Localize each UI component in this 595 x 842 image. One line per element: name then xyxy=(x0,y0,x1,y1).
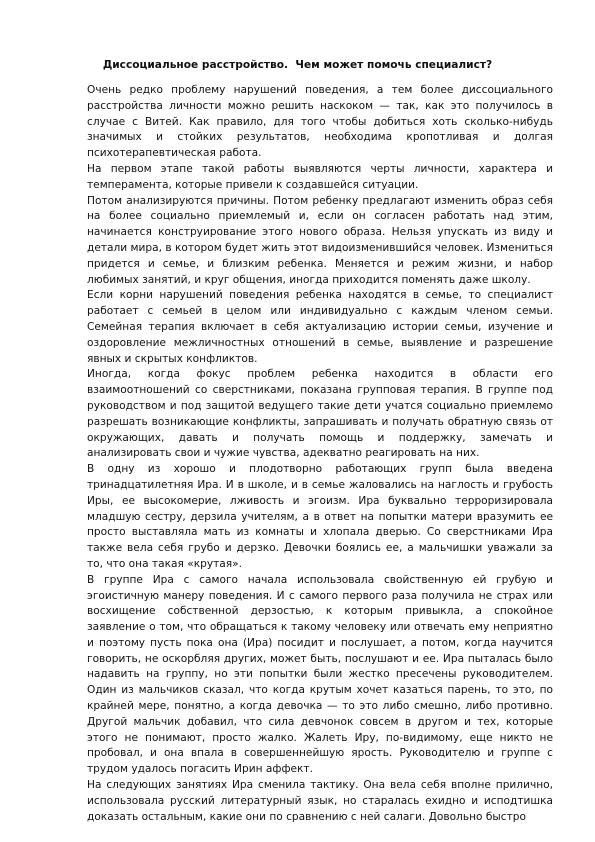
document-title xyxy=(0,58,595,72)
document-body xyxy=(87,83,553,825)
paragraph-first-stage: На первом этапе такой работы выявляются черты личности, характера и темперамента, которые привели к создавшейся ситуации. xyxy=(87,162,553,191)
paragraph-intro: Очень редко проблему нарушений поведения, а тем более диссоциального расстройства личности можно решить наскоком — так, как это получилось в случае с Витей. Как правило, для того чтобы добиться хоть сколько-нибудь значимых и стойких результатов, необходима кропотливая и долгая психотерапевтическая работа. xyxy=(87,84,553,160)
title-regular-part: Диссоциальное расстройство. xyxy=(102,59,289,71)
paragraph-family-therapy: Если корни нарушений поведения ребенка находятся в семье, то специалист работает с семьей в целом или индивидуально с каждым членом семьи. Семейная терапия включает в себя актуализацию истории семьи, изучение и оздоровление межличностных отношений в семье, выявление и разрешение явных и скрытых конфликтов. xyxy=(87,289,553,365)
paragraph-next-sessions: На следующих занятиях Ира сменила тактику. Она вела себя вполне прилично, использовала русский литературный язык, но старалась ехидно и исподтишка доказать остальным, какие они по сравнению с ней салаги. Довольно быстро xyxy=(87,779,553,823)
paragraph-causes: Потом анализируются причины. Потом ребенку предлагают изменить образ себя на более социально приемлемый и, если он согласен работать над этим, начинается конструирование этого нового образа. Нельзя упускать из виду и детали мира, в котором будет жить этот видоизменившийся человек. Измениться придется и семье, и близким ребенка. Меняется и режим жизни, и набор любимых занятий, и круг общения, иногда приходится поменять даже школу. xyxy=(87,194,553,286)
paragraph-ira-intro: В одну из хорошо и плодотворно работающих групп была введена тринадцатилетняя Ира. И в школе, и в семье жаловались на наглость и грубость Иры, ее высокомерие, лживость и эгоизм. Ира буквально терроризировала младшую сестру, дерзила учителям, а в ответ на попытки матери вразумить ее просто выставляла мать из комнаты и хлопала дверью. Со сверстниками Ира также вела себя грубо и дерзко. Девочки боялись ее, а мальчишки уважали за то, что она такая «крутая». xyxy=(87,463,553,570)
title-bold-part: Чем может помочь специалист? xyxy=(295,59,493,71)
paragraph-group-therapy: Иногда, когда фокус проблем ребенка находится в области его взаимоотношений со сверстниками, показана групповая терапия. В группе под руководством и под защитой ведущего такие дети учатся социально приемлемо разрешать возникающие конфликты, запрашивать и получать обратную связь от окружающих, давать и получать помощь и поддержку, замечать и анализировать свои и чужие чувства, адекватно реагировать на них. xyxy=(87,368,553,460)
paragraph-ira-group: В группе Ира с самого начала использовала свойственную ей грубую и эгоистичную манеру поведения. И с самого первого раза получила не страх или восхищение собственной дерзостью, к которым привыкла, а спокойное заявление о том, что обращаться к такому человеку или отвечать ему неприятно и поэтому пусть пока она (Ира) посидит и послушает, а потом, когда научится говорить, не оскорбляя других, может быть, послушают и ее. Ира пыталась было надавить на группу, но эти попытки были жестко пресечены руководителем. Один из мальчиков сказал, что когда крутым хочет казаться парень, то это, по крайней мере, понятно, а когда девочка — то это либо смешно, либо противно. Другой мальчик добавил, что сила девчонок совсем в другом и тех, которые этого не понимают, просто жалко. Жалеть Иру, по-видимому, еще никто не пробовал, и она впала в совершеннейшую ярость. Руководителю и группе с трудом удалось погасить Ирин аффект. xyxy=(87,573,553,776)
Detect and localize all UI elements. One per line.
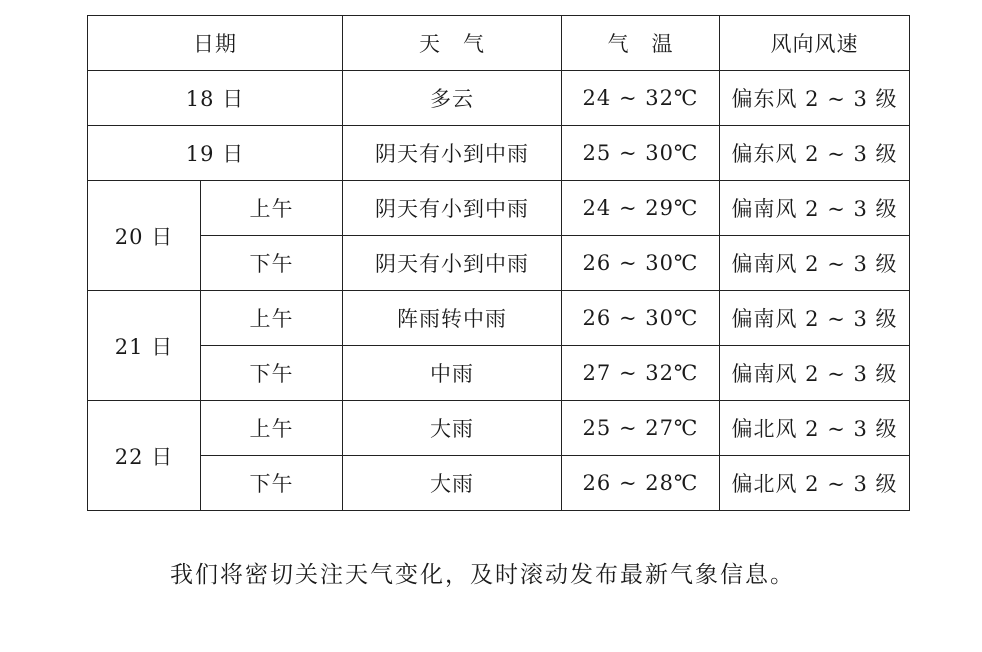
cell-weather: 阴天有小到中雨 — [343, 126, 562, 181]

Task: Quote every line of the entries above verbatim, omitting the picture markers.

Exercise answer:
Localize each UI component in this 595 x 842 image. One line per element: name then xyxy=(x0,y0,x1,y1).
document-title xyxy=(0,58,595,72)
document-body xyxy=(87,83,553,825)
paragraph-first-stage: На первом этапе такой работы выявляются черты личности, характера и темперамента, которые привели к создавшейся ситуации. xyxy=(87,162,553,191)
paragraph-intro: Очень редко проблему нарушений поведения, а тем более диссоциального расстройства личности можно решить наскоком — так, как это получилось в случае с Витей. Как правило, для того чтобы добиться хоть сколько-нибудь значимых и стойких результатов, необходима кропотливая и долгая психотерапевтическая работа. xyxy=(87,84,553,160)
title-regular-part: Диссоциальное расстройство. xyxy=(102,59,289,71)
paragraph-family-therapy: Если корни нарушений поведения ребенка находятся в семье, то специалист работает с семьей в целом или индивидуально с каждым членом семьи. Семейная терапия включает в себя актуализацию истории семьи, изучение и оздоровление межличностных отношений в семье, выявление и разрешение явных и скрытых конфликтов. xyxy=(87,289,553,365)
paragraph-next-sessions: На следующих занятиях Ира сменила тактику. Она вела себя вполне прилично, использовала русский литературный язык, но старалась ехидно и исподтишка доказать остальным, какие они по сравнению с ней салаги. Довольно быстро xyxy=(87,779,553,823)
paragraph-causes: Потом анализируются причины. Потом ребенку предлагают изменить образ себя на более социально приемлемый и, если он согласен работать над этим, начинается конструирование этого нового образа. Нельзя упускать из виду и детали мира, в котором будет жить этот видоизменившийся человек. Измениться придется и семье, и близким ребенка. Меняется и режим жизни, и набор любимых занятий, и круг общения, иногда приходится поменять даже школу. xyxy=(87,194,553,286)
paragraph-ira-intro: В одну из хорошо и плодотворно работающих групп была введена тринадцатилетняя Ира. И в школе, и в семье жаловались на наглость и грубость Иры, ее высокомерие, лживость и эгоизм. Ира буквально терроризировала младшую сестру, дерзила учителям, а в ответ на попытки матери вразумить ее просто выставляла мать из комнаты и хлопала дверью. Со сверстниками Ира также вела себя грубо и дерзко. Девочки боялись ее, а мальчишки уважали за то, что она такая «крутая». xyxy=(87,463,553,570)
title-bold-part: Чем может помочь специалист? xyxy=(295,59,493,71)
paragraph-group-therapy: Иногда, когда фокус проблем ребенка находится в области его взаимоотношений со сверстниками, показана групповая терапия. В группе под руководством и под защитой ведущего такие дети учатся социально приемлемо разрешать возникающие конфликты, запрашивать и получать обратную связь от окружающих, давать и получать помощь и поддержку, замечать и анализировать свои и чужие чувства, адекватно реагировать на них. xyxy=(87,368,553,460)
paragraph-ira-group: В группе Ира с самого начала использовала свойственную ей грубую и эгоистичную манеру поведения. И с самого первого раза получила не страх или восхищение собственной дерзостью, к которым привыкла, а спокойное заявление о том, что обращаться к такому человеку или отвечать ему неприятно и поэтому пусть пока она (Ира) посидит и послушает, а потом, когда научится говорить, не оскорбляя других, может быть, послушают и ее. Ира пыталась было надавить на группу, но эти попытки были жестко пресечены руководителем. Один из мальчиков сказал, что когда крутым хочет казаться парень, то это, по крайней мере, понятно, а когда девочка — то это либо смешно, либо противно. Другой мальчик добавил, что сила девчонок совсем в другом и тех, которые этого не понимают, просто жалко. Жалеть Иру, по-видимому, еще никто не пробовал, и она впала в совершеннейшую ярость. Руководителю и группе с трудом удалось погасить Ирин аффект. xyxy=(87,573,553,776)
Detect and localize all UI elements. One per line.
cell-weather: 阴天有小到中雨 — [343, 126, 562, 181]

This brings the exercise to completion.